--- Begin PROVIDED DATA ---

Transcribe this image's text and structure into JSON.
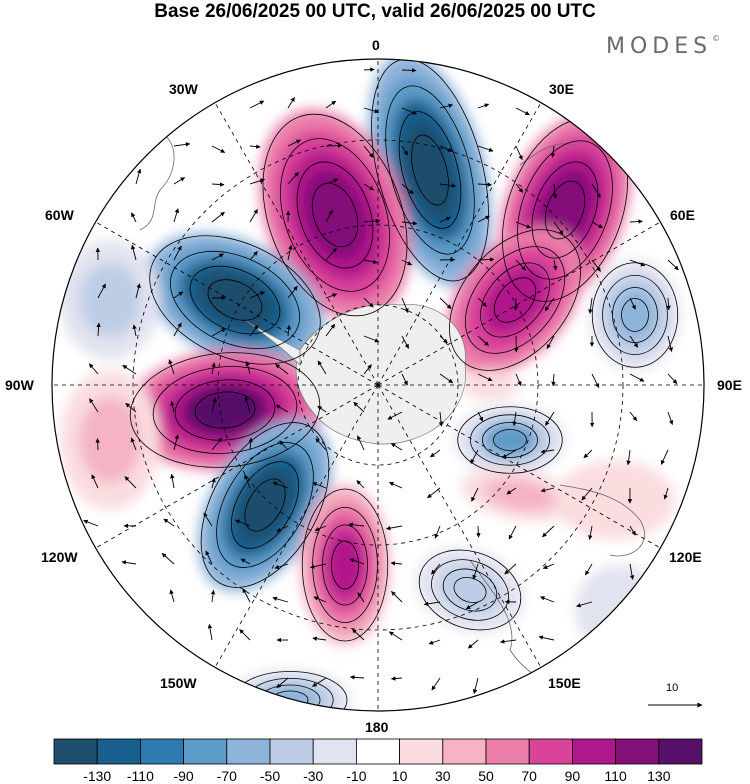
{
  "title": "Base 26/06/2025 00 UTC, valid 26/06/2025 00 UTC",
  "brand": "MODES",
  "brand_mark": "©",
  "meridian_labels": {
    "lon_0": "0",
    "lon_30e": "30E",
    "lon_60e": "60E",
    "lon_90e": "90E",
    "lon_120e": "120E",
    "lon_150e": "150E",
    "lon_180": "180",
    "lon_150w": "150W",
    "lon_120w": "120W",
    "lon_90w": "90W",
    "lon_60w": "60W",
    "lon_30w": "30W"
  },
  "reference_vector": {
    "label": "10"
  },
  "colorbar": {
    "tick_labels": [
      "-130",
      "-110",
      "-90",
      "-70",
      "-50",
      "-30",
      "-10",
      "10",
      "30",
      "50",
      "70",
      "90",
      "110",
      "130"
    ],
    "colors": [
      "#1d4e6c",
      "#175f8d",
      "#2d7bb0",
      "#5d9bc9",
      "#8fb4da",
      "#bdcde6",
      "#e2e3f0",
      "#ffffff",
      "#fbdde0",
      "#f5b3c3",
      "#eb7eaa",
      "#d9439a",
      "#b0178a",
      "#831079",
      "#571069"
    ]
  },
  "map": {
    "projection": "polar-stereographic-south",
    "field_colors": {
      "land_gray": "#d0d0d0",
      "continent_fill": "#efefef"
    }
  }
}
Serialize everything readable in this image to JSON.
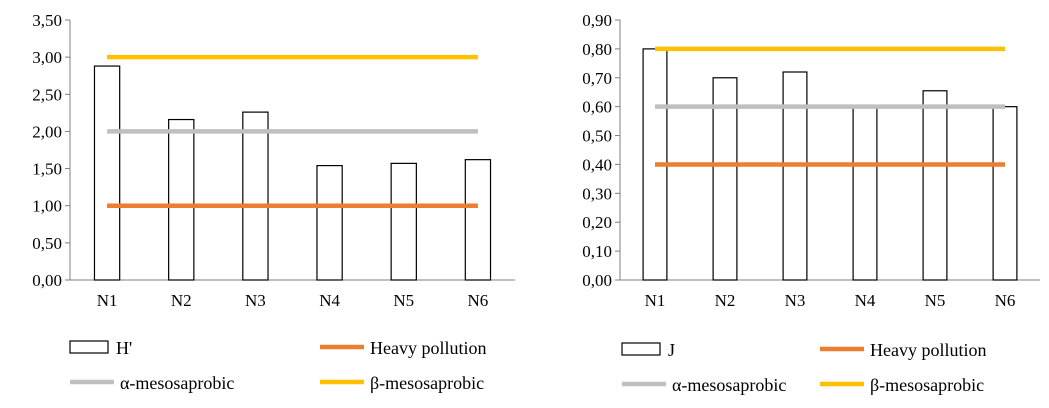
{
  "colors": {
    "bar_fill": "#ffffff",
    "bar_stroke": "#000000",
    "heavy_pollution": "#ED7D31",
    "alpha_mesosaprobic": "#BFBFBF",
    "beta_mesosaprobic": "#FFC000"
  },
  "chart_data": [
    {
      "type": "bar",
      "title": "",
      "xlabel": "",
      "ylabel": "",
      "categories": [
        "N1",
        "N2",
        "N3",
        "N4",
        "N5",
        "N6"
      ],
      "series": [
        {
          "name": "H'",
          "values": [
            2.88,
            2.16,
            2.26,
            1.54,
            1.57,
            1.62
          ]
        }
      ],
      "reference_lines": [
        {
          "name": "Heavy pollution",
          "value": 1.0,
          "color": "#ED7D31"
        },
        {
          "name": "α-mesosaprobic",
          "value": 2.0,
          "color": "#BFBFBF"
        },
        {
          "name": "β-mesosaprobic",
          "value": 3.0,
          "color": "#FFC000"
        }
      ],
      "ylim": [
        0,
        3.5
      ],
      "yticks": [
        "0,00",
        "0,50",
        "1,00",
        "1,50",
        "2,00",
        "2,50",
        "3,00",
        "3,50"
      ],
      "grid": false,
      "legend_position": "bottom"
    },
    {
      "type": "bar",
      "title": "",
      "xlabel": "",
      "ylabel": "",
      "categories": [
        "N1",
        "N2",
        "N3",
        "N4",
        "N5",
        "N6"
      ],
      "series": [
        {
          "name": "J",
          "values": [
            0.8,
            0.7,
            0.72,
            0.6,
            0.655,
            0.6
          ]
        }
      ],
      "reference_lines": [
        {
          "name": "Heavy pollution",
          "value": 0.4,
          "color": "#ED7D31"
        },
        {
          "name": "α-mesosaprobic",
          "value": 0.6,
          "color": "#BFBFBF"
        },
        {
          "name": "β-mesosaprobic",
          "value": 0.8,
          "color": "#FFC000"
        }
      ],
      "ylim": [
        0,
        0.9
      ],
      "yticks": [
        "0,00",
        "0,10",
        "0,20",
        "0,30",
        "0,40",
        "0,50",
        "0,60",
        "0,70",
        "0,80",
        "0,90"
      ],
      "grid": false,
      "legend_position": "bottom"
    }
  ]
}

--- End PROVIDED DATA ---

__CHALLENGE__
Output all of the records exactly as they appear above, but not the pictures.

__REPLY TO THE EXERCISE__
Transcribe this image's text and structure into JSON.
{
  "title": "Base 26/06/2025 00 UTC, valid 26/06/2025 00 UTC",
  "brand": "MODES",
  "brand_mark": "©",
  "meridian_labels": {
    "lon_0": "0",
    "lon_30e": "30E",
    "lon_60e": "60E",
    "lon_90e": "90E",
    "lon_120e": "120E",
    "lon_150e": "150E",
    "lon_180": "180",
    "lon_150w": "150W",
    "lon_120w": "120W",
    "lon_90w": "90W",
    "lon_60w": "60W",
    "lon_30w": "30W"
  },
  "reference_vector": {
    "label": "10"
  },
  "colorbar": {
    "tick_labels": [
      "-130",
      "-110",
      "-90",
      "-70",
      "-50",
      "-30",
      "-10",
      "10",
      "30",
      "50",
      "70",
      "90",
      "110",
      "130"
    ],
    "colors": [
      "#1d4e6c",
      "#175f8d",
      "#2d7bb0",
      "#5d9bc9",
      "#8fb4da",
      "#bdcde6",
      "#e2e3f0",
      "#ffffff",
      "#fbdde0",
      "#f5b3c3",
      "#eb7eaa",
      "#d9439a",
      "#b0178a",
      "#831079",
      "#571069"
    ]
  },
  "map": {
    "projection": "polar-stereographic-south",
    "field_colors": {
      "land_gray": "#d0d0d0",
      "continent_fill": "#efefef"
    }
  }
}
Serialize everything readable in this image to JSON.
{
  "colors": {
    "bar_fill": "#ffffff",
    "bar_stroke": "#000000",
    "heavy_pollution": "#ED7D31",
    "alpha_mesosaprobic": "#BFBFBF",
    "beta_mesosaprobic": "#FFC000"
  },
  "chart_data": [
    {
      "type": "bar",
      "title": "",
      "xlabel": "",
      "ylabel": "",
      "categories": [
        "N1",
        "N2",
        "N3",
        "N4",
        "N5",
        "N6"
      ],
      "series": [
        {
          "name": "H'",
          "values": [
            2.88,
            2.16,
            2.26,
            1.54,
            1.57,
            1.62
          ]
        }
      ],
      "reference_lines": [
        {
          "name": "Heavy pollution",
          "value": 1.0,
          "color": "#ED7D31"
        },
        {
          "name": "α-mesosaprobic",
          "value": 2.0,
          "color": "#BFBFBF"
        },
        {
          "name": "β-mesosaprobic",
          "value": 3.0,
          "color": "#FFC000"
        }
      ],
      "ylim": [
        0,
        3.5
      ],
      "yticks": [
        "0,00",
        "0,50",
        "1,00",
        "1,50",
        "2,00",
        "2,50",
        "3,00",
        "3,50"
      ],
      "grid": false,
      "legend_position": "bottom"
    },
    {
      "type": "bar",
      "title": "",
      "xlabel": "",
      "ylabel": "",
      "categories": [
        "N1",
        "N2",
        "N3",
        "N4",
        "N5",
        "N6"
      ],
      "series": [
        {
          "name": "J",
          "values": [
            0.8,
            0.7,
            0.72,
            0.6,
            0.655,
            0.6
          ]
        }
      ],
      "reference_lines": [
        {
          "name": "Heavy pollution",
          "value": 0.4,
          "color": "#ED7D31"
        },
        {
          "name": "α-mesosaprobic",
          "value": 0.6,
          "color": "#BFBFBF"
        },
        {
          "name": "β-mesosaprobic",
          "value": 0.8,
          "color": "#FFC000"
        }
      ],
      "ylim": [
        0,
        0.9
      ],
      "yticks": [
        "0,00",
        "0,10",
        "0,20",
        "0,30",
        "0,40",
        "0,50",
        "0,60",
        "0,70",
        "0,80",
        "0,90"
      ],
      "grid": false,
      "legend_position": "bottom"
    }
  ]
}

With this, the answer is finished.